[Problem requirements]: Count the lines that include the string "name", and give only that number.

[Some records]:
----------

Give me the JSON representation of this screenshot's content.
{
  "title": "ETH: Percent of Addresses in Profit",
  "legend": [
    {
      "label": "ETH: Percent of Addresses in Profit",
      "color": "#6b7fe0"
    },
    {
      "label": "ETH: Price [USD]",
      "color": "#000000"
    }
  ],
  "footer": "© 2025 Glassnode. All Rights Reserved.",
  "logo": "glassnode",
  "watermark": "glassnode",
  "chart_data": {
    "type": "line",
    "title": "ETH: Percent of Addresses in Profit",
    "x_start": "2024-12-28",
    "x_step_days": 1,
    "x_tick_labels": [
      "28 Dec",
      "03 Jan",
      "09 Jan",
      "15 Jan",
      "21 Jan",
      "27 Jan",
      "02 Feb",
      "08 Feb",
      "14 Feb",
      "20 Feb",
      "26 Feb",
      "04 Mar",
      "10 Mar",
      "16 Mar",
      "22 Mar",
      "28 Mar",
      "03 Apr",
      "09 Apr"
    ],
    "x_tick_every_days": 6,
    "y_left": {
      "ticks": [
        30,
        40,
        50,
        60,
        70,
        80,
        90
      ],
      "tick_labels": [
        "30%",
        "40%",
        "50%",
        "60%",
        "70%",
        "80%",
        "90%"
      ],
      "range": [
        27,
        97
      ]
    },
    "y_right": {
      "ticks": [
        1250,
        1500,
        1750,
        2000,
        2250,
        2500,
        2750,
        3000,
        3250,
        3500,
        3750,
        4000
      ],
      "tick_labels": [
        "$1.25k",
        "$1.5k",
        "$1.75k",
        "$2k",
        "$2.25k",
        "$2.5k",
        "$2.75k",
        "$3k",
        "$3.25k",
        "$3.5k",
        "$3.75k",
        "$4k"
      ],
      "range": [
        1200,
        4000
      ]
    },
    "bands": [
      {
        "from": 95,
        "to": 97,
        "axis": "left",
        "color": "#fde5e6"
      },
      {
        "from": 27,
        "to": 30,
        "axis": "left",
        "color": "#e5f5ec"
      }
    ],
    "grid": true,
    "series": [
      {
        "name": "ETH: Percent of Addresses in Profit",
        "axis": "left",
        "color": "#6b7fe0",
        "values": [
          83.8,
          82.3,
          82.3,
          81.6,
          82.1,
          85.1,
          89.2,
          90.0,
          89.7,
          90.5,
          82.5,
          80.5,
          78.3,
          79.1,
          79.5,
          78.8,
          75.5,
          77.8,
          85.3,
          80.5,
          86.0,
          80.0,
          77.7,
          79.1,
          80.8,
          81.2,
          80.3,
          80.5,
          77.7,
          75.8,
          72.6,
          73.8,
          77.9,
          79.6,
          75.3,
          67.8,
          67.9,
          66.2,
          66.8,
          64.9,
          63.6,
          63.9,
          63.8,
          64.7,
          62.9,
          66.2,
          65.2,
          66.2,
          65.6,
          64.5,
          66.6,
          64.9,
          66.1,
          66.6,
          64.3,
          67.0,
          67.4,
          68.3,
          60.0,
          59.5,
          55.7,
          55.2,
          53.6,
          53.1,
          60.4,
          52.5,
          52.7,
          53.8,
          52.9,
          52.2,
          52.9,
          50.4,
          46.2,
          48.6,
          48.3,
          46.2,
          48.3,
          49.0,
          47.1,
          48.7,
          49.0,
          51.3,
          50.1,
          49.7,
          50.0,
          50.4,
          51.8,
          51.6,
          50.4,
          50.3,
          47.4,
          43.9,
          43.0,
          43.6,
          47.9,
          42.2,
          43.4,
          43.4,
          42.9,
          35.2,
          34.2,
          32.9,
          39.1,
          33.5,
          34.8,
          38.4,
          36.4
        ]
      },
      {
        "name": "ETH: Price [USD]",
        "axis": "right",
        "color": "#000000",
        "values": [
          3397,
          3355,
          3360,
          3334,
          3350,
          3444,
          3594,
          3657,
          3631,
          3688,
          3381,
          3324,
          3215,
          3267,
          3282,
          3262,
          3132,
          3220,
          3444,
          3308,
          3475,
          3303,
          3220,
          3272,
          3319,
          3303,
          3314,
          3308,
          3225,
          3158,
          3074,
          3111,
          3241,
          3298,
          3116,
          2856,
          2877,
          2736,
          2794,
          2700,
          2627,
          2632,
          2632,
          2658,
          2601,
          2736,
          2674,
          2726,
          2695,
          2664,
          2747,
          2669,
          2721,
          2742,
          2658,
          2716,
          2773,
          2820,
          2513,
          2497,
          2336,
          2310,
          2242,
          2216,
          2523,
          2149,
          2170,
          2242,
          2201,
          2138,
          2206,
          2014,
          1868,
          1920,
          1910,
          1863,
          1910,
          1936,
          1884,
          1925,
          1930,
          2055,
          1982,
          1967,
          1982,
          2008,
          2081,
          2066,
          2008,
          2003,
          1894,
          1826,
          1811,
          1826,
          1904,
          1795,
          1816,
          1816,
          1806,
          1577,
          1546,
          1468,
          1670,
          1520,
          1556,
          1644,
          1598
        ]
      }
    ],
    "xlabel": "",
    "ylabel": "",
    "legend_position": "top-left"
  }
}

----------

[Exercise output]: 2